### Set exercise
Extract the listing below in full, unchanged.

### Provided data
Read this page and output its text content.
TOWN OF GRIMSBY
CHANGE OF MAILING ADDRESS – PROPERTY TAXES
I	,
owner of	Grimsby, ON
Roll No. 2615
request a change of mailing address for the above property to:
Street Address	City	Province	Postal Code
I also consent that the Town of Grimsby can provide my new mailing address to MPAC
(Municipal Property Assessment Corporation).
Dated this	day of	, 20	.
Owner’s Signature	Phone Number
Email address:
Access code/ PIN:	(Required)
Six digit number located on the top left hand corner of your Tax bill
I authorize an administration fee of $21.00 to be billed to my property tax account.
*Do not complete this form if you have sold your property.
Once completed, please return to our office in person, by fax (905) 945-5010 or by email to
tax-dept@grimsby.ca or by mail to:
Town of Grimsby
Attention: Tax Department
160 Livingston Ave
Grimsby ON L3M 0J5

### Correct output
Read this page and output its text content.
TOWN OF GRIMSBY
CHANGE OF MAILING ADDRESS – PROPERTY TAXES
I	,
owner of	Grimsby, ON
Roll No. 2615
request a change of mailing address for the above property to:
Street Address	City	Province	Postal Code
I also consent that the Town of Grimsby can provide my new mailing address to MPAC
(Municipal Property Assessment Corporation).
Dated this	day of	, 20	.
Owner’s Signature	Phone Number
Email address:
Access code/ PIN:	(Required)
Six digit number located on the top left hand corner of your Tax bill
I authorize an administration fee of $21.00 to be billed to my property tax account.
*Do not complete this form if you have sold your property.
Once completed, please return to our office in person, by fax (905) 945-5010 or by email to
tax-dept@grimsby.ca or by mail to:
Town of Grimsby
Attention: Tax Department
160 Livingston Ave
Grimsby ON L3M 0J5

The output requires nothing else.